> [Exercise goal]: Using the material that follows, identify and copy each line with the string "сердечно".

##### Given records #####

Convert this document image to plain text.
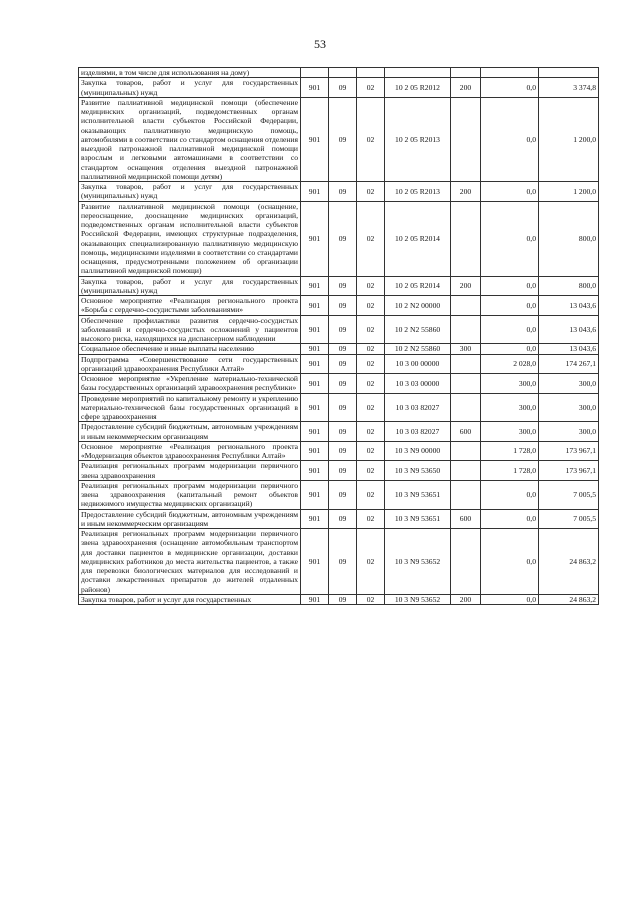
53
изделиями, в том числе для использования на дому)							
Закупка товаров, работ и услуг для государственных (муниципальных) нужд	901	09	02	10 2 05 R2012	200	0,0	3 374,8
Развитие паллиативной медицинской помощи (обеспечение медицинских организаций, подведомственных органам исполнительной власти субъектов Российской Федерации, оказывающих паллиативную медицинскую помощь, автомобилями в соответствии со стандартом оснащения отделения выездной патронажной паллиативной медицинской помощи взрослым и легковыми автомашинами в соответствии со стандартом оснащения отделения выездной патронажной паллиативной медицинской помощи детям)	901	09	02	10 2 05 R2013		0,0	1 200,0
Закупка товаров, работ и услуг для государственных (муниципальных) нужд	901	09	02	10 2 05 R2013	200	0,0	1 200,0
Развитие паллиативной медицинской помощи (оснащение, переоснащение, дооснащение медицинских организаций, подведомственных органам исполнительной власти субъектов Российской Федерации, имеющих структурные подразделения, оказывающих специализированную паллиативную медицинскую помощь, медицинскими изделиями в соответствии со стандартами оснащения, предусмотренными положением об организации паллиативной медицинской помощи)	901	09	02	10 2 05 R2014		0,0	800,0
Закупка товаров, работ и услуг для государственных (муниципальных) нужд	901	09	02	10 2 05 R2014	200	0,0	800,0
Основное мероприятие «Реализация регионального проекта «Борьба с сердечно-сосудистыми заболеваниями»	901	09	02	10 2 N2 00000		0,0	13 043,6
Обеспечение профилактики развития сердечно-сосудистых заболеваний и сердечно-сосудистых осложнений у пациентов высокого риска, находящихся на диспансерном наблюдении	901	09	02	10 2 N2 55860		0,0	13 043,6
Социальное обеспечение и иные выплаты населению	901	09	02	10 2 N2 55860	300	0,0	13 043,6
Подпрограмма «Совершенствование сети государственных организаций здравоохранения Республики Алтай»	901	09	02	10 3 00 00000		2 028,0	174 267,1
Основное мероприятие «Укрепление материально-технической базы государственных организаций здравоохранения республики»	901	09	02	10 3 03 00000		300,0	300,0
Проведение мероприятий по капитальному ремонту и укреплению материально-технической базы государственных организаций в сфере здравоохранения	901	09	02	10 3 03 82027		300,0	300,0
Предоставление субсидий бюджетным, автономным учреждениям и иным некоммерческим организациям	901	09	02	10 3 03 82027	600	300,0	300,0
Основное мероприятие «Реализация регионального проекта «Модернизация объектов здравоохранения Республики Алтай»	901	09	02	10 3 N9 00000		1 728,0	173 967,1
Реализация региональных программ модернизации первичного звена здравоохранения	901	09	02	10 3 N9 53650		1 728,0	173 967,1
Реализация региональных программ модернизации первичного звена здравоохранения (капитальный ремонт объектов недвижимого имущества медицинских организаций)	901	09	02	10 3 N9 53651		0,0	7 005,5
Предоставление субсидий бюджетным, автономным учреждениям и иным некоммерческим организациям	901	09	02	10 3 N9 53651	600	0,0	7 005,5
Реализация региональных программ модернизации первичного звена здравоохранения (оснащение автомобильным транспортом для доставки пациентов в медицинские организации, доставки медицинских работников до места жительства пациентов, а также для перевозки биологических материалов для исследований и доставки лекарственных препаратов до жителей отдаленных районов)	901	09	02	10 3 N9 53652		0,0	24 863,2
Закупка товаров, работ и услуг для государственных	901	09	02	10 3 N9 53652	200	0,0	24 863,2
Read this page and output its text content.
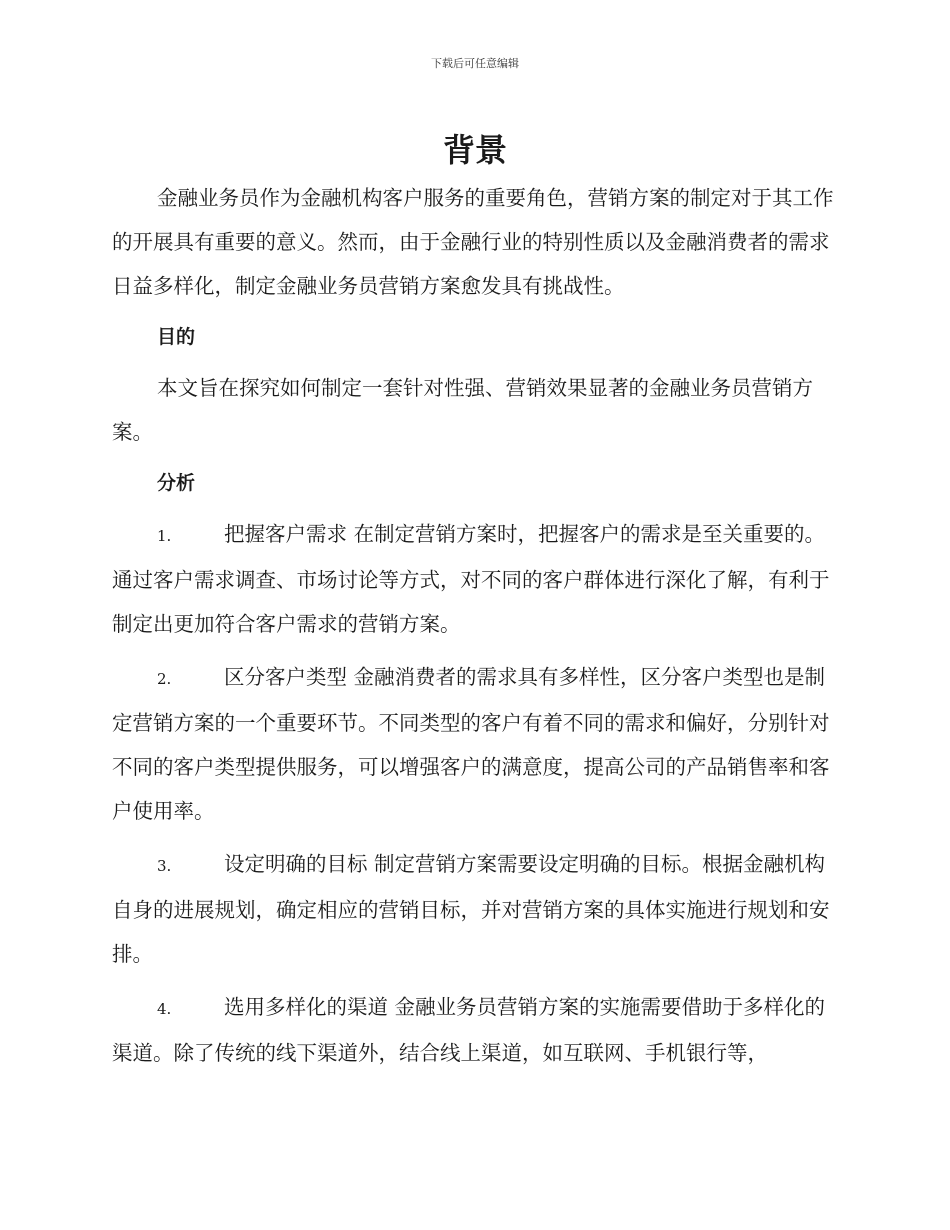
下载后可任意编辑
背景

金融业务员作为金融机构客户服务的重要角色，营销方案的制定对于其工作的开展具有重要的意义。然而，由于金融行业的特别性质以及金融消费者的需求日益多样化，制定金融业务员营销方案愈发具有挑战性。

目的

本文旨在探究如何制定一套针对性强、营销效果显著的金融业务员营销方案。

分析

1.	把握客户需求 在制定营销方案时，把握客户的需求是至关重要的。通过客户需求调查、市场讨论等方式，对不同的客户群体进行深化了解，有利于制定出更加符合客户需求的营销方案。

2.	区分客户类型 金融消费者的需求具有多样性，区分客户类型也是制定营销方案的一个重要环节。不同类型的客户有着不同的需求和偏好，分别针对不同的客户类型提供服务，可以增强客户的满意度，提高公司的产品销售率和客户使用率。

3.	设定明确的目标 制定营销方案需要设定明确的目标。根据金融机构自身的进展规划，确定相应的营销目标，并对营销方案的具体实施进行规划和安排。

4.	选用多样化的渠道 金融业务员营销方案的实施需要借助于多样化的渠道。除了传统的线下渠道外，结合线上渠道，如互联网、手机银行等，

#####

> [Response]:
Основное мероприятие «Реализация регионального проекта «Борьба с сердечно-сосудистыми заболеваниями»	901	09	02	10 2 N2 00000		0,0	13 043,6
Обеспечение профилактики развития сердечно-сосудистых заболеваний и сердечно-сосудистых осложнений у пациентов высокого риска, находящихся на диспансерном наблюдении	901	09	02	10 2 N2 55860		0,0	13 043,6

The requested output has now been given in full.